Find each line holding "title" and copy it out.

______

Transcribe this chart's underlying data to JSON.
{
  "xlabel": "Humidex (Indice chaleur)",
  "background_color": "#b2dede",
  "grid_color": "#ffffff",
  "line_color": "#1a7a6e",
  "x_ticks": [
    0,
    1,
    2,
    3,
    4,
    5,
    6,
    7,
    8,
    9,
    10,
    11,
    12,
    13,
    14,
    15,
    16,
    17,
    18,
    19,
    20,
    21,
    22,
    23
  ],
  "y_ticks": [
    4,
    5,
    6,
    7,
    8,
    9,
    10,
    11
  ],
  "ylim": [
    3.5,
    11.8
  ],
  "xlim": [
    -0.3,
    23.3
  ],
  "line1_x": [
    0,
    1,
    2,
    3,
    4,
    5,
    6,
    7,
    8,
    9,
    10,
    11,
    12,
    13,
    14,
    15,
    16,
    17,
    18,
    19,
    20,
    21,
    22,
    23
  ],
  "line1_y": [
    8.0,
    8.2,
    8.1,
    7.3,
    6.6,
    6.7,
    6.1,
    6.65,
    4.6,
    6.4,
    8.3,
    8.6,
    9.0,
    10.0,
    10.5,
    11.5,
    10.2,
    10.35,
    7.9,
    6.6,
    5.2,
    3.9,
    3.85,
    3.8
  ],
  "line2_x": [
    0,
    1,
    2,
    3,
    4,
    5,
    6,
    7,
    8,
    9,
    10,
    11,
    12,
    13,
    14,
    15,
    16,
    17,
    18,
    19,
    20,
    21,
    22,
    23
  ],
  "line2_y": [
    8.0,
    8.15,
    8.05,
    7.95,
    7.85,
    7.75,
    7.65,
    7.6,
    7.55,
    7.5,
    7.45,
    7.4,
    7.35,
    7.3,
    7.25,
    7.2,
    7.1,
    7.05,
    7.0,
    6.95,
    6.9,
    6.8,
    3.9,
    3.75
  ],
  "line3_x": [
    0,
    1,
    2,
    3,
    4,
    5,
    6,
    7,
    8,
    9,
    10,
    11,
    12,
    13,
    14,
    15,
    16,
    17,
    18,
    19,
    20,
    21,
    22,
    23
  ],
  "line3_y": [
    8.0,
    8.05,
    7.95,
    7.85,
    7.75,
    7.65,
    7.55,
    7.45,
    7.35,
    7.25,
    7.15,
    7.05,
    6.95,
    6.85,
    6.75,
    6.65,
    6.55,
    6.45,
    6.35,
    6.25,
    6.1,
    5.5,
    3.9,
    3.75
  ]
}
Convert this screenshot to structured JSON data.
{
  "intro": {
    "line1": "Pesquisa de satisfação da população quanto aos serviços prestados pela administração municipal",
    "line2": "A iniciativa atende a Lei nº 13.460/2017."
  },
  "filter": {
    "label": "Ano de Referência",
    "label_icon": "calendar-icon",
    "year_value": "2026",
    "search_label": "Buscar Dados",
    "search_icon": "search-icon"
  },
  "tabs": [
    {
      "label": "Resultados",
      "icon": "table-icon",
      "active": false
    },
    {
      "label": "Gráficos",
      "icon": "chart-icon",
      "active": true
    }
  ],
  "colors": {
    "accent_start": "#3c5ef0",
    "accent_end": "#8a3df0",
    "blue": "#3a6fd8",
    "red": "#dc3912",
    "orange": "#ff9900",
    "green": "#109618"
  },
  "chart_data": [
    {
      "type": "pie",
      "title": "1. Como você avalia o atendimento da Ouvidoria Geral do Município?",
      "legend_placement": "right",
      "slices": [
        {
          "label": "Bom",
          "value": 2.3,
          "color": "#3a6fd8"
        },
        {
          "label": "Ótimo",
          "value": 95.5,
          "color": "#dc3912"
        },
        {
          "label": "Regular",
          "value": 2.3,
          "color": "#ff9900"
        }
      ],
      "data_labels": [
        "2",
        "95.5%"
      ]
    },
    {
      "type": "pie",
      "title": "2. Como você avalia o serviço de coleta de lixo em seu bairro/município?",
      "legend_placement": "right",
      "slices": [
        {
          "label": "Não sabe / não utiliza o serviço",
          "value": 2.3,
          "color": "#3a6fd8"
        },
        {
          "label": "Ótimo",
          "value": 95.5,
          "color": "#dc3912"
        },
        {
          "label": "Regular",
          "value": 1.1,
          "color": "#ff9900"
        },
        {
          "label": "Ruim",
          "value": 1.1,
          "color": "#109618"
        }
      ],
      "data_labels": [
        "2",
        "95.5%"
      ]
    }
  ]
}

______

→ Response to this exercise
      "title": "1. Como você avalia o atendimento da Ouvidoria Geral do Município?",
      "title": "2. Como você avalia o serviço de coleta de lixo em seu bairro/município?",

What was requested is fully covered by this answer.